## start DATA SECTION

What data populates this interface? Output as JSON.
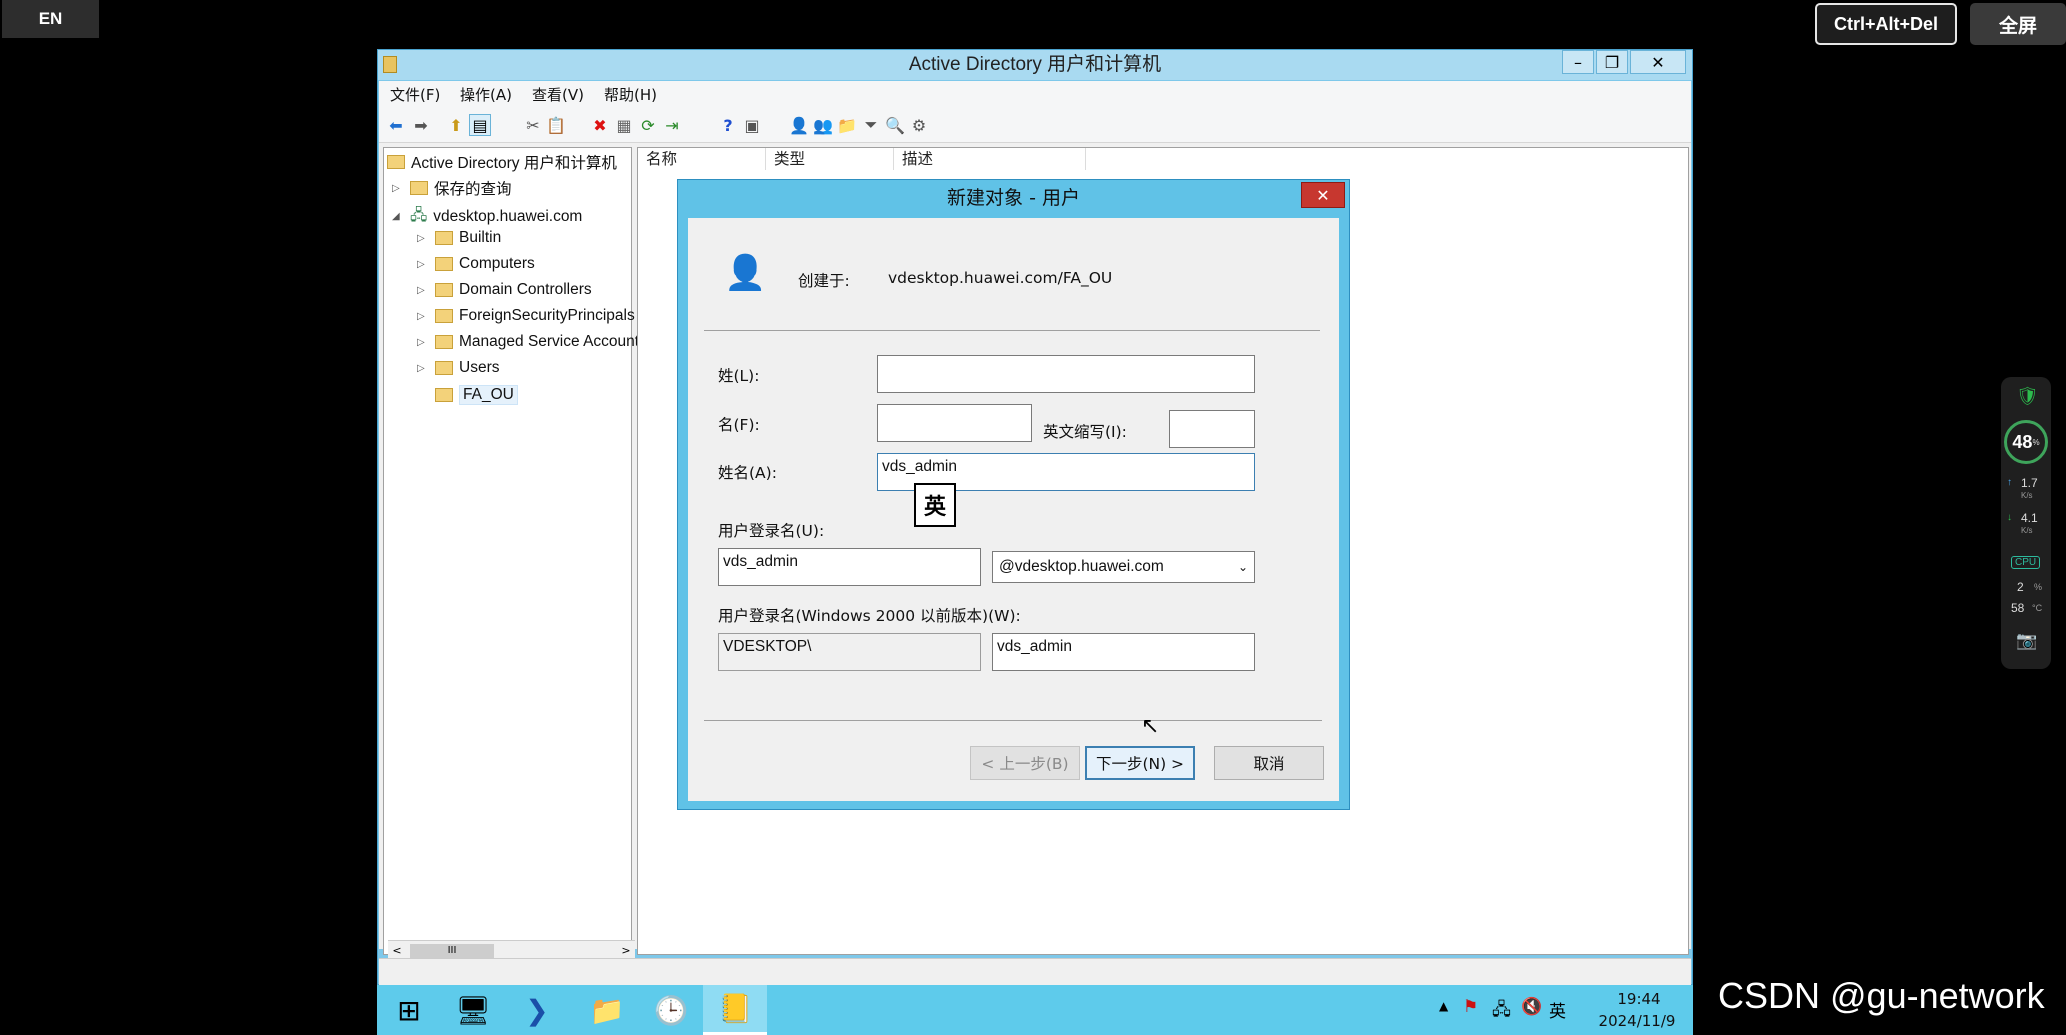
{
  "overlay": {
    "lang": "EN",
    "ctrl_alt_del": "Ctrl+Alt+Del",
    "fullscreen": "全屏"
  },
  "window": {
    "title": "Active Directory 用户和计算机",
    "controls": {
      "min": "–",
      "max": "❐",
      "close": "✕"
    },
    "menu": [
      "文件(F)",
      "操作(A)",
      "查看(V)",
      "帮助(H)"
    ],
    "toolbar_icons": [
      "back-icon",
      "forward-icon",
      "up-icon",
      "show-console-tree-icon",
      "cut-icon",
      "copy-icon",
      "delete-icon",
      "properties-icon",
      "refresh-icon",
      "export-icon",
      "help-icon",
      "view-icon",
      "new-user-icon",
      "new-group-icon",
      "new-ou-icon",
      "filter-icon",
      "find-icon",
      "add-to-group-icon"
    ]
  },
  "tree": {
    "root": "Active Directory 用户和计算机",
    "saved_queries": "保存的查询",
    "domain": "vdesktop.huawei.com",
    "children": [
      "Builtin",
      "Computers",
      "Domain Controllers",
      "ForeignSecurityPrincipals",
      "Managed Service Accounts",
      "Users",
      "FA_OU"
    ],
    "scroll_thumb": "III"
  },
  "list": {
    "columns": [
      "名称",
      "类型",
      "描述"
    ]
  },
  "dialog": {
    "title": "新建对象 - 用户",
    "created_in_label": "创建于:",
    "created_in_value": "vdesktop.huawei.com/FA_OU",
    "surname_label": "姓(L):",
    "surname_value": "",
    "given_label": "名(F):",
    "given_value": "",
    "initials_label": "英文缩写(I):",
    "initials_value": "",
    "fullname_label": "姓名(A):",
    "fullname_value": "vds_admin",
    "ime_indicator": "英",
    "logon_label": "用户登录名(U):",
    "logon_value": "vds_admin",
    "domain_suffix": "@vdesktop.huawei.com",
    "pre2000_label": "用户登录名(Windows 2000 以前版本)(W):",
    "pre2000_domain": "VDESKTOP\\",
    "pre2000_user": "vds_admin",
    "back_button": "< 上一步(B)",
    "next_button": "下一步(N) >",
    "cancel_button": "取消"
  },
  "taskbar": {
    "time": "19:44",
    "date": "2024/11/9",
    "ime": "英"
  },
  "widget": {
    "battery": "48",
    "unit_pct": "%",
    "up_speed": "1.7",
    "down_speed": "4.1",
    "speed_unit": "K/s",
    "cpu_label": "CPU",
    "cpu_pct": "2",
    "cpu_temp": "58",
    "temp_unit": "°C"
  },
  "watermark": "CSDN @gu-network"
}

## end DATA SECTION

**GIVEN INSTRUCTION**: Say how many lines of the data include the word "用户和计算机". Nothing other than the number should be given.

**THE REPLY**: 2